* **Passage to read**
____

Various stereotactic surgery instruments have been known. For example, Leksell Frame is used as a manual stereotactic surgery instrument for brain surgery. Leksell Frame has a structure in which a user is able to manually move the stereotactic surgery instrument along X, Y, and Z-axes and is able to rotate the same such that the position of the stereotactic surgery instrument corresponds to the position of an affected portion. However, in the case of using such a manual stereotactic surgery instrument, since the user should read gradations on the Leksell Frame with the naked eye to then determine and move the position of the surgery instrument, it tends to cause an error between the position of the affected portion and the surgery instrument.
Therefore, a technology for utilizing a robot for the stereotactic surgery has been introduced in order to improve the accuracy of positioning the surgical instrument. The stereotactic surgery robot is implemented with a robot arm that includes a driving arm assembly, wherein the robot arm is coupled to a fixed base and includes a plurality of arms that are connected in series. The position of the surgical instrument that is attached to the serial type of robot arm and the surgical accuracy thereof may be affected by all axes of the robot arm with a degree of freedom. That is, when an error occurs in the operation by using one axis of the robot arm, the error is added to another error that occurs in the operation by using another axis so that the errors caused by all axes are accumulated to then affect the surgical accuracy. In this case, when an operational error occurs at the driving end that is installed on the base, the error is added to other operational errors of a plurality of robot arms that are connected to the base so that the error is further amplified as it goes to the end of the robot arm. Therefore, in order to improve the surgical accuracy, it is preferable to set the distance between the base to which the robot arm is fixed and the affected portion to be short. However, if the distance between the base of the robot arm and the affected portion is shortened, the inertia of the robot arm becomes small. Therefore, an error tends to occur, and thus, it is difficult to make precise control of the robot arm. In addition, since a space between the base of the robot arm and the affected portion becomes small, the operating range of the robot arm may be reduced. In addition, in the case where the robot arm fixed to the base is disposed around the affected portion, there may be a risk that the user may collide with the robot arm when the user moves around the affected portion so that the movement of the user may be disrupted.

____

* **Complete the following**
(A) Using the passage on stereotactic surgery instruments, answer each of these questions, marking your answers (i), (ii) and (iii) to match:
(i) What instrument is given as an example of a manual stereotactic surgery instrument for brain surgery?
(ii) What is the robot arm of the stereotactic surgery robot coupled to?
(iii) What happens to the inertia of the robot arm when the distance between its base and the affected portion is shortened?
(B) Pick up the passage on stereotactic surgery instruments after its final sentence and continue it.
The items have no part in any of this.

____

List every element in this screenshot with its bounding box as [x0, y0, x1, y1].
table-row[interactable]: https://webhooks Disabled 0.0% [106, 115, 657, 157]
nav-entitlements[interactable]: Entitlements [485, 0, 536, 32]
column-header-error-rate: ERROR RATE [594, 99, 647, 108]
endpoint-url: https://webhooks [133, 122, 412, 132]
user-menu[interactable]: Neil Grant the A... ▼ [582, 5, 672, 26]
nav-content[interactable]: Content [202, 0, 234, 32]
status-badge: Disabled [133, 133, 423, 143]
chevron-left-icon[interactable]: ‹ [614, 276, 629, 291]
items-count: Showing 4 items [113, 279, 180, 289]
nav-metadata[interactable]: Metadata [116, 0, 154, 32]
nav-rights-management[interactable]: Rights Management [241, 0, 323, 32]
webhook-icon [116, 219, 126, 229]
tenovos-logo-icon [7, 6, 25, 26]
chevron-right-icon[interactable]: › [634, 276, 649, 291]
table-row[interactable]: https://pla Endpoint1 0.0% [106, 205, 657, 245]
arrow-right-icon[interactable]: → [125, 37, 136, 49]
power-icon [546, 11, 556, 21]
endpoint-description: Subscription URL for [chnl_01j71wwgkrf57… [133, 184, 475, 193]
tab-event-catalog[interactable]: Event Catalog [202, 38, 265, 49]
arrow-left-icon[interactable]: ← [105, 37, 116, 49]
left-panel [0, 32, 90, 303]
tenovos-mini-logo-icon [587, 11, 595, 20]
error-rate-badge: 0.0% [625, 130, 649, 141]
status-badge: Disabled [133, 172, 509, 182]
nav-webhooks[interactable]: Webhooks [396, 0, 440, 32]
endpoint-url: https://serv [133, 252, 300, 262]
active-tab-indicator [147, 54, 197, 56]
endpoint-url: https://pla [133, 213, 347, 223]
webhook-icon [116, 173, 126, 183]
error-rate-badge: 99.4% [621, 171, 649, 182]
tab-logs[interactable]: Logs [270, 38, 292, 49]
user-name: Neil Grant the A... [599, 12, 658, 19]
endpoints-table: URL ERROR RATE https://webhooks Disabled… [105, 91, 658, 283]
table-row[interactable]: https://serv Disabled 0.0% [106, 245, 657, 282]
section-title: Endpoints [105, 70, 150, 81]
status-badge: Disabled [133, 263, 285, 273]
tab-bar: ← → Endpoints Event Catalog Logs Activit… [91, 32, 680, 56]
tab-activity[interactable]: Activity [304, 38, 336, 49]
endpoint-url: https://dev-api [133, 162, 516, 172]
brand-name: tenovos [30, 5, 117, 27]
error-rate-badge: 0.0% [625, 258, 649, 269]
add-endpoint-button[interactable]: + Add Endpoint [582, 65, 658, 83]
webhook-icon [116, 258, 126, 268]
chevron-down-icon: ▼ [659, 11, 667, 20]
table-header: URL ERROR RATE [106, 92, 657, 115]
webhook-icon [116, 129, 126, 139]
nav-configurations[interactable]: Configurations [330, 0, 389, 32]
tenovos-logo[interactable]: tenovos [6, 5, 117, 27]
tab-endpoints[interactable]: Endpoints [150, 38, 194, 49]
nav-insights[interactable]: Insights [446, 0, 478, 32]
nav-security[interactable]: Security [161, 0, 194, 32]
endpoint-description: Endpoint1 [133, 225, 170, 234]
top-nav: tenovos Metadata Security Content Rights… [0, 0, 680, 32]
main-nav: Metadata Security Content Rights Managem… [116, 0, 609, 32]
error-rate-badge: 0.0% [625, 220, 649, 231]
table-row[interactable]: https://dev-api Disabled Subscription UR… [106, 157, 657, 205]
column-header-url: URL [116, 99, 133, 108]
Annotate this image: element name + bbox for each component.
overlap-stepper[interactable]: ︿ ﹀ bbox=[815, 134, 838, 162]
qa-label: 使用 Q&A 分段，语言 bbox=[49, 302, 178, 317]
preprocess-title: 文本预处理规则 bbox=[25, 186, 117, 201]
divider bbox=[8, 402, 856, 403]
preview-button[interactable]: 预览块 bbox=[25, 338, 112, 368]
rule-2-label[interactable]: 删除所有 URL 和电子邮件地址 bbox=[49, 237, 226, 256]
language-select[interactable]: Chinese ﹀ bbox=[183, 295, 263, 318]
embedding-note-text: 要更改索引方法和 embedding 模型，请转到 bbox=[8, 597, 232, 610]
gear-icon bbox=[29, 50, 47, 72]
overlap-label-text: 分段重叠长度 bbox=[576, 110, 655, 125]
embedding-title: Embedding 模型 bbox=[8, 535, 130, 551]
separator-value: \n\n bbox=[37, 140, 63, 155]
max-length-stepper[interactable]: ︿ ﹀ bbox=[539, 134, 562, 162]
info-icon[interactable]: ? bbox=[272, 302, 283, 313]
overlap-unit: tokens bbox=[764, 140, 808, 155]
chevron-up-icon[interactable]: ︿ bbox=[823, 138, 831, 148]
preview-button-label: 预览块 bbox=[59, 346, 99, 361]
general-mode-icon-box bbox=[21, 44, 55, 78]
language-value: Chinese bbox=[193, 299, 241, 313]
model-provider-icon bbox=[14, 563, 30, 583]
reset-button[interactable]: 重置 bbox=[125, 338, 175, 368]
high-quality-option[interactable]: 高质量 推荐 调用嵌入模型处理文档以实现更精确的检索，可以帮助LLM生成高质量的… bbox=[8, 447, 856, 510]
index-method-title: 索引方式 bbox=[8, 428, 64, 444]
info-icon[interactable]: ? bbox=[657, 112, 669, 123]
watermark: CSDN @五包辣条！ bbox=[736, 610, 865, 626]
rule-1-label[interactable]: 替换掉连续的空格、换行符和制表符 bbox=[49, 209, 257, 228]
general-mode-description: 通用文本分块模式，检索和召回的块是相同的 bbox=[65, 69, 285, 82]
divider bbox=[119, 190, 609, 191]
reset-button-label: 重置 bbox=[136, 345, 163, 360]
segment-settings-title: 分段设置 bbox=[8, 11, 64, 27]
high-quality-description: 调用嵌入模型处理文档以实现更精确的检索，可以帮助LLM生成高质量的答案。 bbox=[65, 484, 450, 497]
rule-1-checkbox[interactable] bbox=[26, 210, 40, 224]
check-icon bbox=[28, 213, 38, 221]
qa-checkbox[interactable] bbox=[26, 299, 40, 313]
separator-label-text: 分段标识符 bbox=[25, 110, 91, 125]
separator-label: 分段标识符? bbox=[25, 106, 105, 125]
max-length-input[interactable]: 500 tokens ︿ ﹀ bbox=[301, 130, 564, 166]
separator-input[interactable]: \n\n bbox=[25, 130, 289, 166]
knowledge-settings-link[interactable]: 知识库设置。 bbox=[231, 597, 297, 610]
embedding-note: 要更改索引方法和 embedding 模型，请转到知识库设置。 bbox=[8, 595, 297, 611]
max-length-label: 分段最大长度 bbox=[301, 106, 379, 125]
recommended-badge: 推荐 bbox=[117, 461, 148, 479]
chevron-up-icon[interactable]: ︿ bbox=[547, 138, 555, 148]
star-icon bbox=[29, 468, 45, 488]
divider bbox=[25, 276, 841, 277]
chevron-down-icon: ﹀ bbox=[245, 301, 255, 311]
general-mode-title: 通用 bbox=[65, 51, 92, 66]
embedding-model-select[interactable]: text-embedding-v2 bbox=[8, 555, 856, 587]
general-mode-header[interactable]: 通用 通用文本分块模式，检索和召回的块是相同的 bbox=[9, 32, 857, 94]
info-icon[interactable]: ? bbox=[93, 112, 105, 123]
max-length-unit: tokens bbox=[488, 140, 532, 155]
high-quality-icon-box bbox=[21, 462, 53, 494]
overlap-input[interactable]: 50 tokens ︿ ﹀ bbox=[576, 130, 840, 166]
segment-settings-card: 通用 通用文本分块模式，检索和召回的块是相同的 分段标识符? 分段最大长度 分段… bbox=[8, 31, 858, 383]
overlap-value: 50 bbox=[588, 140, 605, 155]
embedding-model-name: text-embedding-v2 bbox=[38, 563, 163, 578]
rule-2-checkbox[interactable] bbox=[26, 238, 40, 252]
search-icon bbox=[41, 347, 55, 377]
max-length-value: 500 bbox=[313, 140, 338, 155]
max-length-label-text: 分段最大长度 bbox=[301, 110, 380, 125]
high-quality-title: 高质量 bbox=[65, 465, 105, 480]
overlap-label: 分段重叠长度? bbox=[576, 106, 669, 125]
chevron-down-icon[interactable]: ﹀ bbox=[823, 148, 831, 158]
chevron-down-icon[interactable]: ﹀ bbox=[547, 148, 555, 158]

____

* **Outputs by task**
(A)
(i) Leksell Frame
(ii) A fixed base
(iii) It becomes small.

(B)
Meanwhile, the position of a surgical target and the entry position (or entry) of the surgical instrument should be specified for stereotactic surgery. In the case of brain surgery or nerve surgery, if the entry position of a surgical instrument is not properly set, the surgical instrument may come into contact with critical portions of the brain or nerves prior to approaching a surgical target in order to thereby put the patient in unnecessary danger. However, the conventional stereotactic surgery instrument is controlled in a state in which the movement of the surgical instrument according to the position of a surgical target is not independently separated from the movement of the surgical instrument according to the entry position of a surgical instrument. Therefore, if an error occurs between the actual position of the surgical instrument and the position of the surgical instrument, which is recognized by the stereotactic surgery robot system, the control of the surgical instrument for correcting the error may be complicated.